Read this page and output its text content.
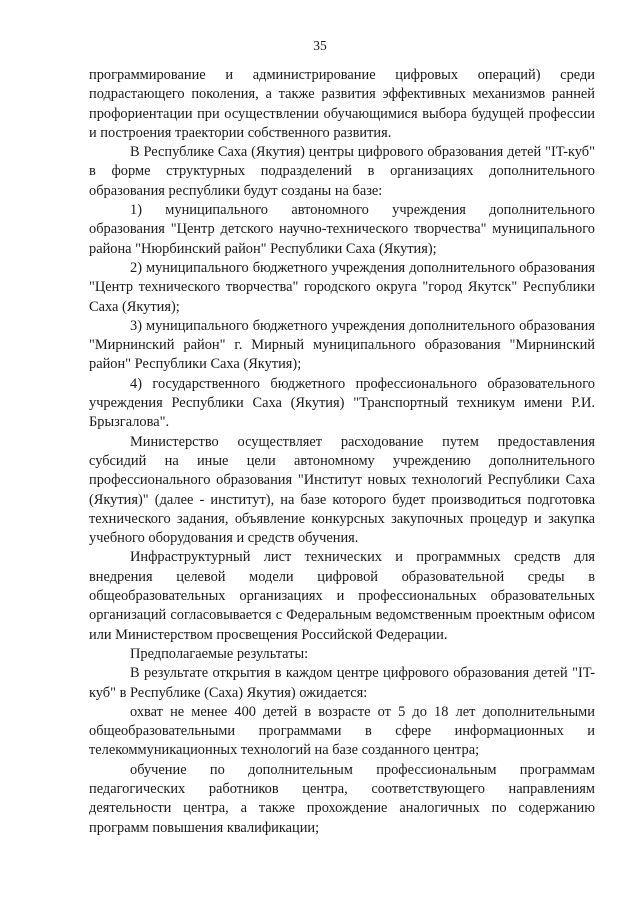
35

программирование и администрирование цифровых операций) среди подрастающего поколения, а также развития эффективных механизмов ранней профориентации при осуществлении обучающимися выбора будущей профессии и построения траектории собственного развития.

В Республике Саха (Якутия) центры цифрового образования детей "IT-куб" в форме структурных подразделений в организациях дополнительного образования республики будут созданы на базе:

1) муниципального автономного учреждения дополнительного образования "Центр детского научно-технического творчества" муниципального района "Нюрбинский район" Республики Саха (Якутия);

2) муниципального бюджетного учреждения дополнительного образования "Центр технического творчества" городского округа "город Якутск" Республики Саха (Якутия);

3) муниципального бюджетного учреждения дополнительного образования "Мирнинский район" г. Мирный муниципального образования "Мирнинский район" Республики Саха (Якутия);

4) государственного бюджетного профессионального образовательного учреждения Республики Саха (Якутия) "Транспортный техникум имени Р.И. Брызгалова".

Министерство осуществляет расходование путем предоставления субсидий на иные цели автономному учреждению дополнительного профессионального образования "Институт новых технологий Республики Саха (Якутия)" (далее - институт), на базе которого будет производиться подготовка технического задания, объявление конкурсных закупочных процедур и закупка учебного оборудования и средств обучения.

Инфраструктурный лист технических и программных средств для внедрения целевой модели цифровой образовательной среды в общеобразовательных организациях и профессиональных образовательных организаций согласовывается с Федеральным ведомственным проектным офисом или Министерством просвещения Российской Федерации.

Предполагаемые результаты:

В результате открытия в каждом центре цифрового образования детей "IT-куб" в Республике (Саха) Якутия) ожидается:

охват не менее 400 детей в возрасте от 5 до 18 лет дополнительными общеобразовательными программами в сфере информационных и телекоммуникационных технологий на базе созданного центра;

обучение по дополнительным профессиональным программам педагогических работников центра, соответствующего направлениям деятельности центра, а также прохождение аналогичных по содержанию программ повышения квалификации;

**WHAT TO WORK ON**.
Using the material above, retype each entry exactly and omit the pictures.

**OUTPUT FOR THIS EXERCISE**.
Read this page and output its text content.
35

программирование и администрирование цифровых операций) среди подрастающего поколения, а также развития эффективных механизмов ранней профориентации при осуществлении обучающимися выбора будущей профессии и построения траектории собственного развития.

В Республике Саха (Якутия) центры цифрового образования детей "IT-куб" в форме структурных подразделений в организациях дополнительного образования республики будут созданы на базе:

1) муниципального автономного учреждения дополнительного образования "Центр детского научно-технического творчества" муниципального района "Нюрбинский район" Республики Саха (Якутия);

2) муниципального бюджетного учреждения дополнительного образования "Центр технического творчества" городского округа "город Якутск" Республики Саха (Якутия);

3) муниципального бюджетного учреждения дополнительного образования "Мирнинский район" г. Мирный муниципального образования "Мирнинский район" Республики Саха (Якутия);

4) государственного бюджетного профессионального образовательного учреждения Республики Саха (Якутия) "Транспортный техникум имени Р.И. Брызгалова".

Министерство осуществляет расходование путем предоставления субсидий на иные цели автономному учреждению дополнительного профессионального образования "Институт новых технологий Республики Саха (Якутия)" (далее - институт), на базе которого будет производиться подготовка технического задания, объявление конкурсных закупочных процедур и закупка учебного оборудования и средств обучения.

Инфраструктурный лист технических и программных средств для внедрения целевой модели цифровой образовательной среды в общеобразовательных организациях и профессиональных образовательных организаций согласовывается с Федеральным ведомственным проектным офисом или Министерством просвещения Российской Федерации.

Предполагаемые результаты:

В результате открытия в каждом центре цифрового образования детей "IT-куб" в Республике (Саха) Якутия) ожидается:

охват не менее 400 детей в возрасте от 5 до 18 лет дополнительными общеобразовательными программами в сфере информационных и телекоммуникационных технологий на базе созданного центра;

обучение по дополнительным профессиональным программам педагогических работников центра, соответствующего направлениям деятельности центра, а также прохождение аналогичных по содержанию программ повышения квалификации;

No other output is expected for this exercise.